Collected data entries
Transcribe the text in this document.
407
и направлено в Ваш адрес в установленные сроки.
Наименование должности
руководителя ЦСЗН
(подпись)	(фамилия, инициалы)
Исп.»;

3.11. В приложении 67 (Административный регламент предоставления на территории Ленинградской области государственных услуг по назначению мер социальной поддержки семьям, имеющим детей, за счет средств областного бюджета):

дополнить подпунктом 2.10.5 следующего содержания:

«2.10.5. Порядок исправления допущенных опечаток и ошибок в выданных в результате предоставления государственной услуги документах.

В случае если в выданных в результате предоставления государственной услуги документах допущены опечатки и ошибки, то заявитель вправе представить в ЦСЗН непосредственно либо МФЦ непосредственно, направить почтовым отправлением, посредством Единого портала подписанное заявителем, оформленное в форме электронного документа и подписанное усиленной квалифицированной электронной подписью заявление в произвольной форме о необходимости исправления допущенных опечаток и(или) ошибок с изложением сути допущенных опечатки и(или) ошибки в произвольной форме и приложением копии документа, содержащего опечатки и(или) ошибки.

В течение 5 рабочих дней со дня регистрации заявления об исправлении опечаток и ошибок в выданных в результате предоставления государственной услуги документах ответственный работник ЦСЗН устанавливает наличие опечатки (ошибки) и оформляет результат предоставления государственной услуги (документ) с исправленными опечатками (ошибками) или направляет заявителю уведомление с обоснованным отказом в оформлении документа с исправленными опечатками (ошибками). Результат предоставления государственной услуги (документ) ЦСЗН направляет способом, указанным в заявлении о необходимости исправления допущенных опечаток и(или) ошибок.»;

--

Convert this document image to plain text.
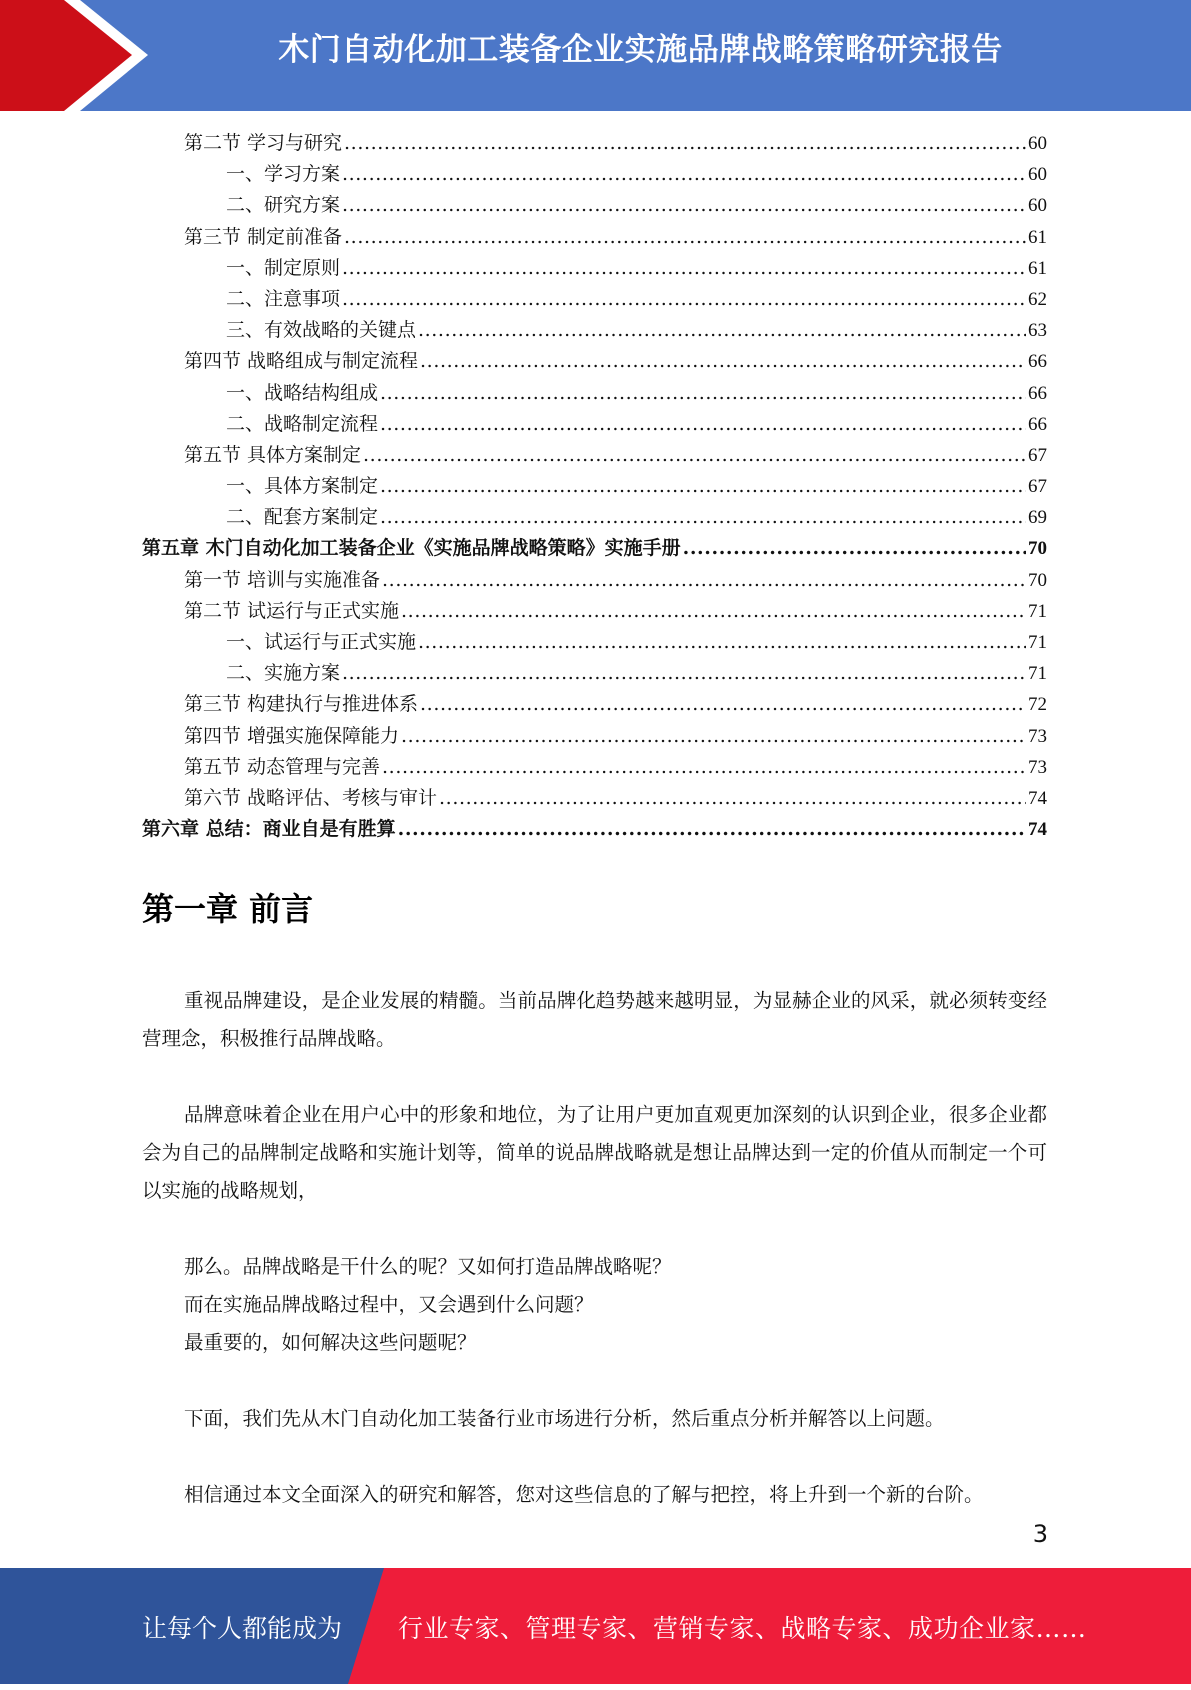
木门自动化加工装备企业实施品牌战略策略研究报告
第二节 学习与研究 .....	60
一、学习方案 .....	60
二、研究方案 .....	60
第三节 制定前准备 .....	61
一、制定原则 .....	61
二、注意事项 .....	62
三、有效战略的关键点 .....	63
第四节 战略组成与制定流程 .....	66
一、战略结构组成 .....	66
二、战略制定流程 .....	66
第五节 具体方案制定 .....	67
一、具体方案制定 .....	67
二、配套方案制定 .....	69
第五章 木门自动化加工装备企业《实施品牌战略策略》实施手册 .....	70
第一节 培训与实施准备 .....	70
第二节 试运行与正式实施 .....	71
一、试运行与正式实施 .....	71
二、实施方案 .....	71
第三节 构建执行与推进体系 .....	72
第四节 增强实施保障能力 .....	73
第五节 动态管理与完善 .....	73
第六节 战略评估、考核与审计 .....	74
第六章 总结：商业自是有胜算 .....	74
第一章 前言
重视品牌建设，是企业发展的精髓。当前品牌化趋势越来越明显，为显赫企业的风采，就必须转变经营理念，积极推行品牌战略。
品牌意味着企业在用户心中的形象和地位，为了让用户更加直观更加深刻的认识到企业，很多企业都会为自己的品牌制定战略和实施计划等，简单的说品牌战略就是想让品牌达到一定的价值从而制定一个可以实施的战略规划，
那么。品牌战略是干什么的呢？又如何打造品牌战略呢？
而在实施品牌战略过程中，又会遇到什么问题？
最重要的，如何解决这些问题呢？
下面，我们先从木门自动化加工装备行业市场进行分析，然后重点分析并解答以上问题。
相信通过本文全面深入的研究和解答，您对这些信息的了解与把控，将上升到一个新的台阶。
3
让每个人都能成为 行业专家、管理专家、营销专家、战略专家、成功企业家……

==

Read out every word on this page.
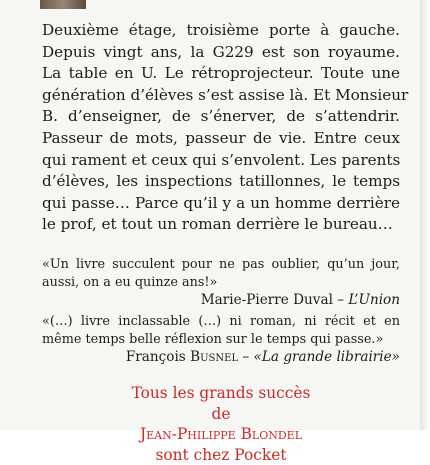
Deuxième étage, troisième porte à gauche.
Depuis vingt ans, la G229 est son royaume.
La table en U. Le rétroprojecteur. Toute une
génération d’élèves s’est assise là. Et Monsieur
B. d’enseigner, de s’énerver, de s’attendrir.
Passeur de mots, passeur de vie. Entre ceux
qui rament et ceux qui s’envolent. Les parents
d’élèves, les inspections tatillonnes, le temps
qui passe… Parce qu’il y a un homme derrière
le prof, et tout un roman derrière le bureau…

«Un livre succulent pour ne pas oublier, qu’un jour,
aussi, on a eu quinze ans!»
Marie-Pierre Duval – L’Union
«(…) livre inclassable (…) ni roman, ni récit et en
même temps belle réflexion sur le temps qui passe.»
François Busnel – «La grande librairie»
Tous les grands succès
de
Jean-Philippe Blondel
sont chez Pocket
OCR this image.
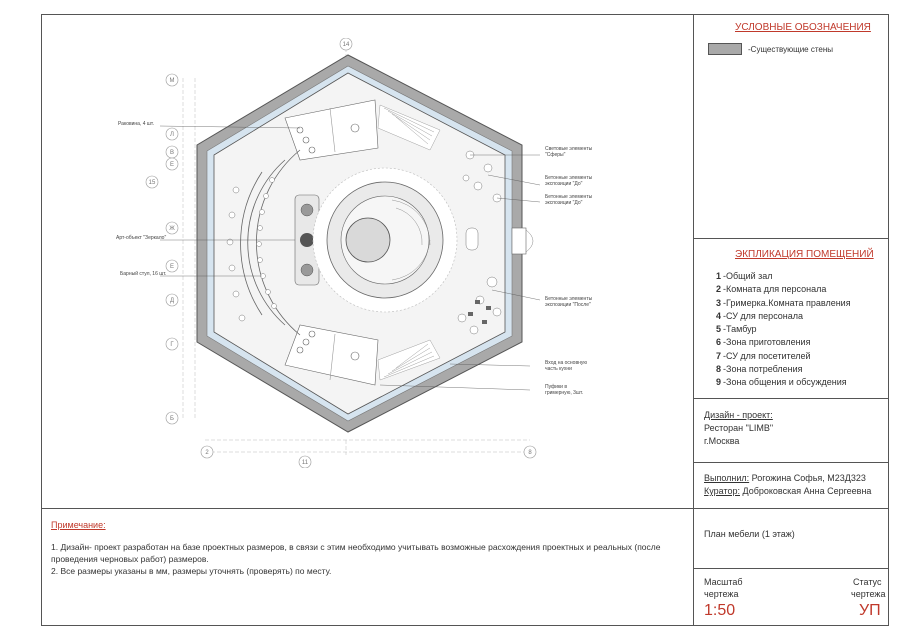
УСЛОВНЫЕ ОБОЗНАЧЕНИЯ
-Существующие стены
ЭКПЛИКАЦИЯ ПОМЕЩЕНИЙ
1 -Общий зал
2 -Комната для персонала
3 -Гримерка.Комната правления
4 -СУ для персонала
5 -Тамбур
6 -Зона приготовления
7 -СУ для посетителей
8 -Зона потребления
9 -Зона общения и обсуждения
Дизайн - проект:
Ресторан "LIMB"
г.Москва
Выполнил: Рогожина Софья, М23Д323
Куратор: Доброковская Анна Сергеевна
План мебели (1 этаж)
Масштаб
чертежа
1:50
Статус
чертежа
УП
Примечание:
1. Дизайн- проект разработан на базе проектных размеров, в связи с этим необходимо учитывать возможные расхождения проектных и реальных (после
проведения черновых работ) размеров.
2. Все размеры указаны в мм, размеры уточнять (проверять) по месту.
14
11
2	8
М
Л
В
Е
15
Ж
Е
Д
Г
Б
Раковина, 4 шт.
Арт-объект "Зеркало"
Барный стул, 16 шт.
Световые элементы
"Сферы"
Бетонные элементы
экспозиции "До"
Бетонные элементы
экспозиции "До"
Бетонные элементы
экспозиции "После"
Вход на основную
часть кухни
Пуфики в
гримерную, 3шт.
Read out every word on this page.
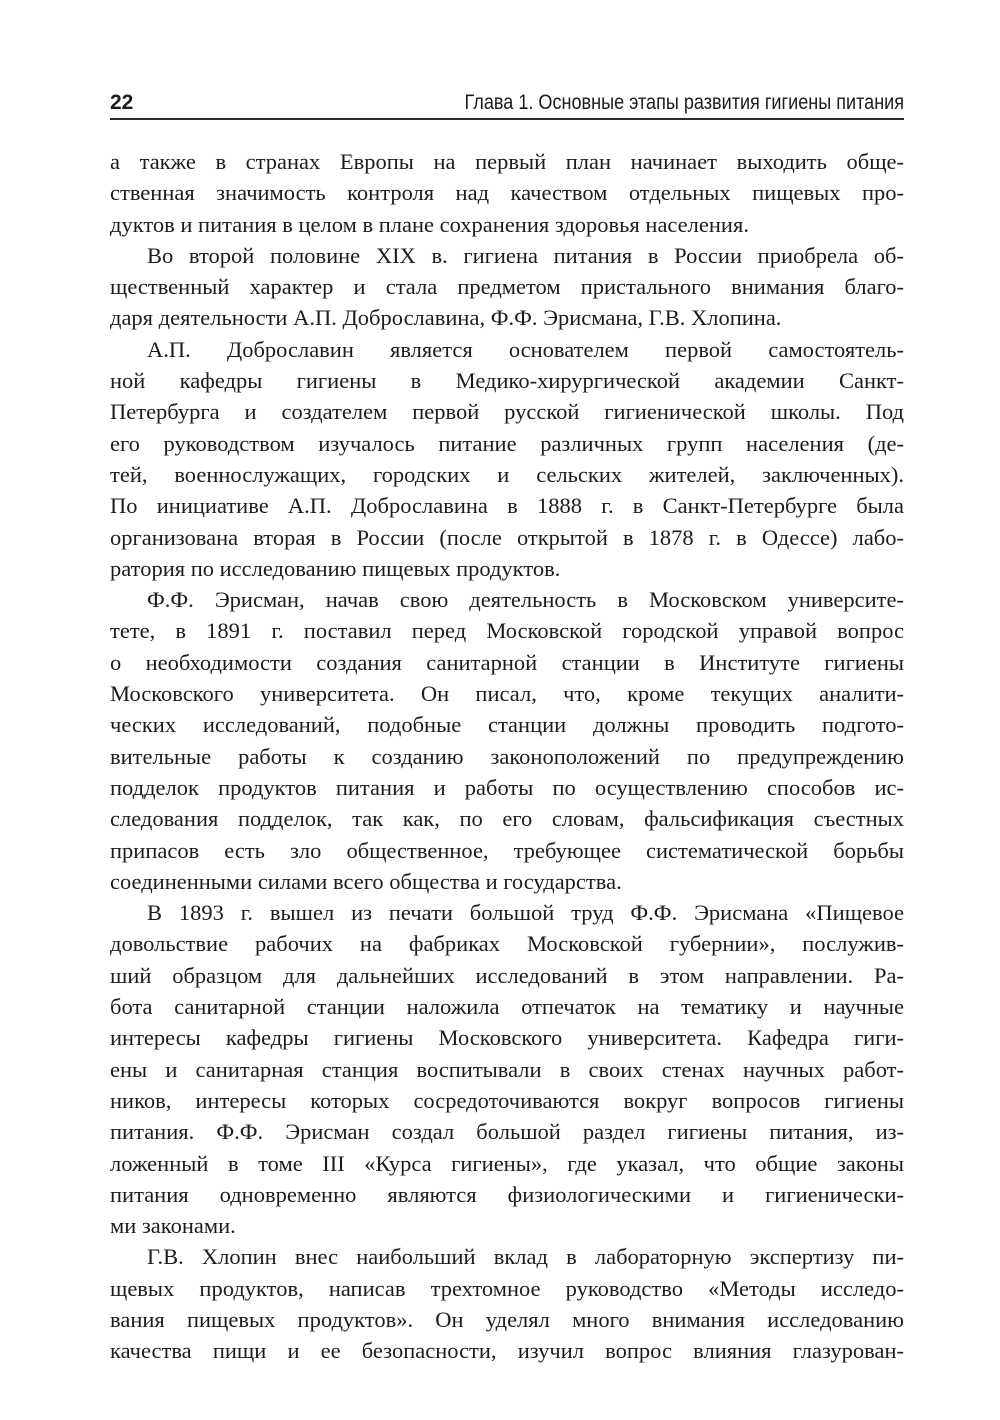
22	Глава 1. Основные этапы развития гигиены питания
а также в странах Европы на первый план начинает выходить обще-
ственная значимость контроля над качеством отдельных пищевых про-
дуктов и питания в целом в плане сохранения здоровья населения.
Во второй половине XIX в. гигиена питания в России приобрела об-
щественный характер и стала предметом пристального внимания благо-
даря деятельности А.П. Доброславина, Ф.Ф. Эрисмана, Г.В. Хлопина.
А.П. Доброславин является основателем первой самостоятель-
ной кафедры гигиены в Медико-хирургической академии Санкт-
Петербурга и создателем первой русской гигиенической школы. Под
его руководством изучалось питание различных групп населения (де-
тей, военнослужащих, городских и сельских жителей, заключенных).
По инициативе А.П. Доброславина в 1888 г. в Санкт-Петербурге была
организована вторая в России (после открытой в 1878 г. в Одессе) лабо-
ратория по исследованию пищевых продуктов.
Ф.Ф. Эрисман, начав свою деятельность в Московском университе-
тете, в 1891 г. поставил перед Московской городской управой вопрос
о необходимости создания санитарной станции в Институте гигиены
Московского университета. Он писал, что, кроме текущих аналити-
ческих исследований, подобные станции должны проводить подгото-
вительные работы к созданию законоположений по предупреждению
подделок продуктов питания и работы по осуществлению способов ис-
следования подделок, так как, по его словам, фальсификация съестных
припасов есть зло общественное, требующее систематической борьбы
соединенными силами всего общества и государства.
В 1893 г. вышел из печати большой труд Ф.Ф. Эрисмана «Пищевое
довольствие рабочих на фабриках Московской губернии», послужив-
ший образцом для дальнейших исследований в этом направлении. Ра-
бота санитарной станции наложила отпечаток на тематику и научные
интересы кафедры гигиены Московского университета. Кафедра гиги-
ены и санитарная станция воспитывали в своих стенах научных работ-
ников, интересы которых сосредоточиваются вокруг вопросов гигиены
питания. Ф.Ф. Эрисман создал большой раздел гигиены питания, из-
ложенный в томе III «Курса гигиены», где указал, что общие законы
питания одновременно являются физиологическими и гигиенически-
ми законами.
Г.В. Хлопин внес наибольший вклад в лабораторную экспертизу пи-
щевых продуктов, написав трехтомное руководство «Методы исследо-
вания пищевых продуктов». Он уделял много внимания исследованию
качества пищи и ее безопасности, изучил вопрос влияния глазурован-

**THE TASK**
Find how many lines hold the string "интересы", and state that number alone.

**REPLY TO THE EXERCISE**
2